Information supplied:
----
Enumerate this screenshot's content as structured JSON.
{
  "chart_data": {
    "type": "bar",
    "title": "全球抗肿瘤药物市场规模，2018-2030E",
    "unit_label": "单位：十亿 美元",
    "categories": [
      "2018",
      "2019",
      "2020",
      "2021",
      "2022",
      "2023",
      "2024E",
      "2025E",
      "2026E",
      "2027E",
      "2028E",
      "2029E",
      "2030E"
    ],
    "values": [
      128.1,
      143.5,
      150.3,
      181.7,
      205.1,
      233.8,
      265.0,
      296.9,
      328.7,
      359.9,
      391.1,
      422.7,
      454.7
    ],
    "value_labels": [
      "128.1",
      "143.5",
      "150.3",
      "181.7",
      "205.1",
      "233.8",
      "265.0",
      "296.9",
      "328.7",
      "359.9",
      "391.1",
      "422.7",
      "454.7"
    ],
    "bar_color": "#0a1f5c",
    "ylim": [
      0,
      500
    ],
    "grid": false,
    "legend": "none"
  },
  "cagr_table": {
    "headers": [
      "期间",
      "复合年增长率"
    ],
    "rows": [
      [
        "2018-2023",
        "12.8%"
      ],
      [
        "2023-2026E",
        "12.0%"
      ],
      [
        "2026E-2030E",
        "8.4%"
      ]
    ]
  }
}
----
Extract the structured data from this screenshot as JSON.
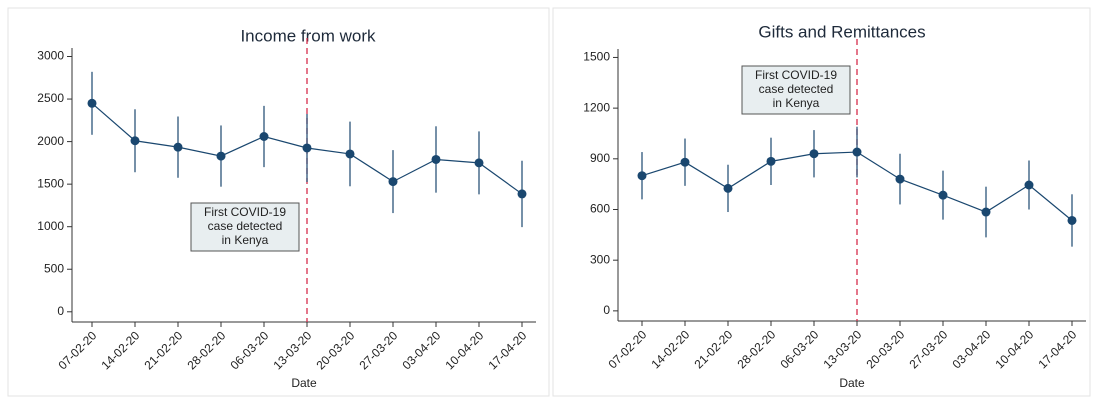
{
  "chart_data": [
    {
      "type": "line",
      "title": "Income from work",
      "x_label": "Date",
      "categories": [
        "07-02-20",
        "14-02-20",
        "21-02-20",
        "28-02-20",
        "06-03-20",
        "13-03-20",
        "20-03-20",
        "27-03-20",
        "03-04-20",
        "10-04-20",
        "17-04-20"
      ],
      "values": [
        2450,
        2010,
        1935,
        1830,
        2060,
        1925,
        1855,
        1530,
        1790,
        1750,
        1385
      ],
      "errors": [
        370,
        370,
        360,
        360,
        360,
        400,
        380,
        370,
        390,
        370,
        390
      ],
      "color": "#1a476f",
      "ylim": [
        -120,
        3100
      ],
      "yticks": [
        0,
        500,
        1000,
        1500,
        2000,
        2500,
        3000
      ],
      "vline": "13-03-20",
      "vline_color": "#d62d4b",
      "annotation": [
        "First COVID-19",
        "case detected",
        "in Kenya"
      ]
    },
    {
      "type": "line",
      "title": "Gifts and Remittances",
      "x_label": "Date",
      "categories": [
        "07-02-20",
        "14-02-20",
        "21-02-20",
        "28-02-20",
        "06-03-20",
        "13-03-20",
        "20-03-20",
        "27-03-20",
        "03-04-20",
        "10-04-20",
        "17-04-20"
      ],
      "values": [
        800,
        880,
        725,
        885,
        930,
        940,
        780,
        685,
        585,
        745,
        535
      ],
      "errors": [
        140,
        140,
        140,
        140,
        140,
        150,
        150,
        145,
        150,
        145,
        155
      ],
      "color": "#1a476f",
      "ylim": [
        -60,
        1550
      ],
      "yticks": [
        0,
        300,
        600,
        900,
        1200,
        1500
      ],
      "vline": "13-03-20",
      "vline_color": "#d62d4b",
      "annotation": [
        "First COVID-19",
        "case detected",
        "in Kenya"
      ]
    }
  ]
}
----
Instructions to follow:
The answer is a single number, the count of lines in the records that contain the string "from".

Complete answer:
2